TASKS FOR THIS EXERCISE:
1 > In the text on Cindy Sherman's work, which band did Sherman provide album cover photographs for in the early 1990s?
2 > Extract a passage from the text on Cindy Sherman's work. Begin at the words "Sherman moved from" and stop after "got negative reviews.".
3 > Name every actor the text on Cindy Sherman's work lists as starring in her film Office Killer.

Between 1989 and 1990, Sherman made 35 large, color photographs restaging the settings of various European portrait paintings of the fifteenth through early 19th centuries under the title History Portraits.


Between 2003 and 2004, Sherman produced the Clowns cycle, where the use of digital photography enabled her to create chromatically garish backdrops and montages of numerous characters. Set against opulent backdrops and presented in ornate frames, the characters in Sherman's 2008 untitled Society Portraits are not based on specific women, but the artist has made them look entirely familiar in their struggle with the standards of beauty that prevail in a youth- and status-obsessed culture.

Her exhibition at the Museum of Modern Art in 2012 also presented a photographic mural (2010–11) accompanied by films selected by Sherman. In this mural, she photoshopped her face with a decorative backdrop to transform herself into a fictitious environment. Along with other characters, Sherman toys with the idea of reality and fantasy together. Based on a 32-page insert Sherman did for POP using vintage clothes from Chanel’s archive, a more recent series of large-scale pictures from 2012 depict outsized enigmatic female figures standing in striking isolation before ominous painterly landscapes the artist had photographed in Iceland during the 2010 eruptions of Eyjafjallajökull and on the isle of Capri.

In 2017, she collaborated on a "selfie" project with W Magazine that was based on the concept of the "plandid," or "the planned candid photograph". Sherman utilized a variety of photo-correction apps to create her Instagram portraits.

From 2019 she showed self-portraits executed as tapestries by a Belgian workshop.


Sherman's career has also included several fashion series, including designs for Prada, Dolce & Gabbana, and Marc Jacobs. In 1983, fashion designer and retailer Dianne Benson commissioned her to create a series of advertisements for her store, Dianne B., that appeared in several issues of Interview magazine. Sherman also created photographs for an editorial in Harper's Bazaar in 1993. In 1994, she produced the Post Card Series for Comme des Garçons for the brand's autumn/winter 1994–95 collections in collaboration with Rei Kawakubo.

In 2006, she created a series of fashion advertisements for designer Marc Jacobs. The advertisements themselves were photographed by Juergen Teller and released as a monograph by Rizzoli. For Balenciaga, Sherman created the six-image series Cindy Sherman: Untitled (Balenciaga) in 2008; they were first shown to the public in 2010. Also in 2010, Sherman collaborated with Anna Hu on a design for a piece of jewelry.

Music and films

In the early 1990s, Sherman worked with Minneapolis band Babes in Toyland, providing photographs for covers for the albums Fontanelle and Painkillers, creating a stage backdrop used in live concerts, and acting in the promotional video for the song "Bruise Violet." She also worked as a film director.

Sherman moved from photographs to film with her movie Office Killer in 1997, starring Jeanne Tripplehorn, Molly Ringwald and Carol Kane. The film got negative reviews.

DATASET SECTION:
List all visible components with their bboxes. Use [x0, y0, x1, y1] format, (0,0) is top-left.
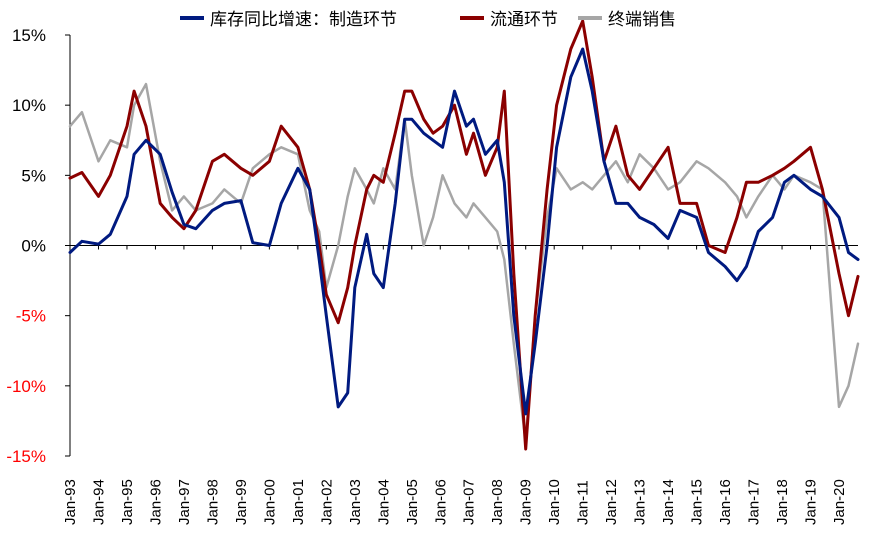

SOLUTIONS TO THE PROBLEMS:
1 > Babes in Toyland

2 >
Sherman moved from photographs to film with her movie Office Killer in 1997, starring Jeanne Tripplehorn, Molly Ringwald and Carol Kane. The film got negative reviews.

3 > Jeanne Tripplehorn, Molly Ringwald, Carol Kane